## Required task
Give only the number of lines that include the string "Total".

## Records to process
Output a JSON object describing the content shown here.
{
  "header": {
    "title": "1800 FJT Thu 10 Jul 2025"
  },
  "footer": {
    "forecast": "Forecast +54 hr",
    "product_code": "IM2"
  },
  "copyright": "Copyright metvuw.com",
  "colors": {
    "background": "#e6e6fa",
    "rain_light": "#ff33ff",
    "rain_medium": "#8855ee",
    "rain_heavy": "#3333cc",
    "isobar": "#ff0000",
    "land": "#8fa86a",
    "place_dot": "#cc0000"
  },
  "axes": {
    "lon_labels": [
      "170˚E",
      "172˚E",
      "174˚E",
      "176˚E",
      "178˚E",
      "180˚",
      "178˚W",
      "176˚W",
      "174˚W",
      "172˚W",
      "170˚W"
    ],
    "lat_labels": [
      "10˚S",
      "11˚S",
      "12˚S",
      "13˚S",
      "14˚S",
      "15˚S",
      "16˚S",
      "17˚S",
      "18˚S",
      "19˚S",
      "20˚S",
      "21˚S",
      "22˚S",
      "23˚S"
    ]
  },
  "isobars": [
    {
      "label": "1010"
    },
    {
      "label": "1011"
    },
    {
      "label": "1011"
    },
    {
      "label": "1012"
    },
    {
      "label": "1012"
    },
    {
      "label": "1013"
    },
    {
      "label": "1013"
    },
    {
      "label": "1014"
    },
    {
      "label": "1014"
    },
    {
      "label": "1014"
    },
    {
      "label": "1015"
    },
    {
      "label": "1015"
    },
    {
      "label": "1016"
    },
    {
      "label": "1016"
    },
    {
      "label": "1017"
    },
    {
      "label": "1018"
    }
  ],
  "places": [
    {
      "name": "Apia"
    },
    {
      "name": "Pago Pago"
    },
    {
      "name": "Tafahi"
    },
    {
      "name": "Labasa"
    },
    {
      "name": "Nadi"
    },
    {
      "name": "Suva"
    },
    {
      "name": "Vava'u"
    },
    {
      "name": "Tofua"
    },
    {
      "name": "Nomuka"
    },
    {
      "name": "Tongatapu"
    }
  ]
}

--

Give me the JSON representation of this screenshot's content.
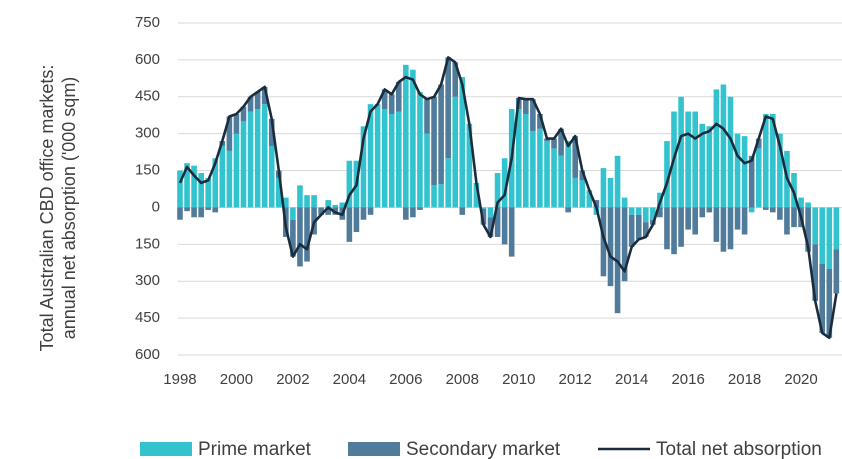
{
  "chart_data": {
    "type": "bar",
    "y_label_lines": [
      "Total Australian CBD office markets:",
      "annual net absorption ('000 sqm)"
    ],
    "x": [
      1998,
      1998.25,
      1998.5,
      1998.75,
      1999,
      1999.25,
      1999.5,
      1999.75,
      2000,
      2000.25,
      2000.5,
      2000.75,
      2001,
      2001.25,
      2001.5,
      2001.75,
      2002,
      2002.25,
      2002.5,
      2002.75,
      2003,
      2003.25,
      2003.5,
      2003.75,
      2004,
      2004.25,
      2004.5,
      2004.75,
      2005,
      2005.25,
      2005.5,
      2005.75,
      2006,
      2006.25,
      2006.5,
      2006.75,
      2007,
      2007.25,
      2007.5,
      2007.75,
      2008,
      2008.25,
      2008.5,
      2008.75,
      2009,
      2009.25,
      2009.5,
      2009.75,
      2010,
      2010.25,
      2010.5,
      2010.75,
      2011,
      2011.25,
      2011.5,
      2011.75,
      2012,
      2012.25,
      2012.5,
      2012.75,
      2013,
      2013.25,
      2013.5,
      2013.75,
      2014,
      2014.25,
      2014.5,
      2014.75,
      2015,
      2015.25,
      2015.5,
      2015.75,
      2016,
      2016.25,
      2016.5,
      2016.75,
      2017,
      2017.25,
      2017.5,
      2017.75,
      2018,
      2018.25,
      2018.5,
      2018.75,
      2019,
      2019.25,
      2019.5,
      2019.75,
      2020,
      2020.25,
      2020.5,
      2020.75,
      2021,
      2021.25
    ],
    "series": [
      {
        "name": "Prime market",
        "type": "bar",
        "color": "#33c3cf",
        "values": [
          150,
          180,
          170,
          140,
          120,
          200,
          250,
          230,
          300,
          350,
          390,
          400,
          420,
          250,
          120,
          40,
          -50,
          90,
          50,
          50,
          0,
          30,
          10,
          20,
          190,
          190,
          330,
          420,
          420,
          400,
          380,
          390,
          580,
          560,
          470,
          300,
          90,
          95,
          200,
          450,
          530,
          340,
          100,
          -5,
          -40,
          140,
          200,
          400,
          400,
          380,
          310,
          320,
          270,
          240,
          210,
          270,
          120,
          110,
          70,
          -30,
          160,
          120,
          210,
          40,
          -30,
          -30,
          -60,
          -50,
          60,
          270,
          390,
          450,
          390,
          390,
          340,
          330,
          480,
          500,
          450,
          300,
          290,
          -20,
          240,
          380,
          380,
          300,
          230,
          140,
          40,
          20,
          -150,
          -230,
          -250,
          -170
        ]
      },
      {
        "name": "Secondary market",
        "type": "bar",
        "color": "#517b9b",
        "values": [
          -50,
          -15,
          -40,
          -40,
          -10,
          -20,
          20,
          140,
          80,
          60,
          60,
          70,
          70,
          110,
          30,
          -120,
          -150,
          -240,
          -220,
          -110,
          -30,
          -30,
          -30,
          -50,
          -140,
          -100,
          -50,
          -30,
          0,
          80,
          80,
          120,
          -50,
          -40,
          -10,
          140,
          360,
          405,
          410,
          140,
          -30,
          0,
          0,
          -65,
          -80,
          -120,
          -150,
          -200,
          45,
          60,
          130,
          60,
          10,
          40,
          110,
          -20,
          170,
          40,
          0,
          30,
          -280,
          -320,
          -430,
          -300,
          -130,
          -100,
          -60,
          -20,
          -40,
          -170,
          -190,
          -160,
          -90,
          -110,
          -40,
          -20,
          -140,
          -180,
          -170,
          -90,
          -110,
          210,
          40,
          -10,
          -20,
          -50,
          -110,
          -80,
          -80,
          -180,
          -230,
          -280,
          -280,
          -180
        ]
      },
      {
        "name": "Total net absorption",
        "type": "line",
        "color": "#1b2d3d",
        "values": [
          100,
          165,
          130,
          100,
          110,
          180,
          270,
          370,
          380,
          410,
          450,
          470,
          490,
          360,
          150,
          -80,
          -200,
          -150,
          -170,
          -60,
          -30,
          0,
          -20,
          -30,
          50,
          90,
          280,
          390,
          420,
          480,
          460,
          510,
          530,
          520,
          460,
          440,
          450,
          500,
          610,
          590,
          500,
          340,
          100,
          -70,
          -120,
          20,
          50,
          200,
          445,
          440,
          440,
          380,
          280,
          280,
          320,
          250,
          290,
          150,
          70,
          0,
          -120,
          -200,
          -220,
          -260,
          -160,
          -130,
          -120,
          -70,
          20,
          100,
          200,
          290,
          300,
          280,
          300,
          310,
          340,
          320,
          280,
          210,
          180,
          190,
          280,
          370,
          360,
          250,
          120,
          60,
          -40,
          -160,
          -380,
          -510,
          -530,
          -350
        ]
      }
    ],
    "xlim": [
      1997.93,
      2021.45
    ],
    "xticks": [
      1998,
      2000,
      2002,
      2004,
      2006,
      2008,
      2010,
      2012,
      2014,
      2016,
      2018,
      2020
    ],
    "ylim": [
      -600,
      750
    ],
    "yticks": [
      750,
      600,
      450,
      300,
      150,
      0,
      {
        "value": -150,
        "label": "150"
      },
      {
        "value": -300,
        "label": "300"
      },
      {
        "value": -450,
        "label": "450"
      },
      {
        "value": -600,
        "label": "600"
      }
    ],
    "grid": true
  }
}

## Complete response
2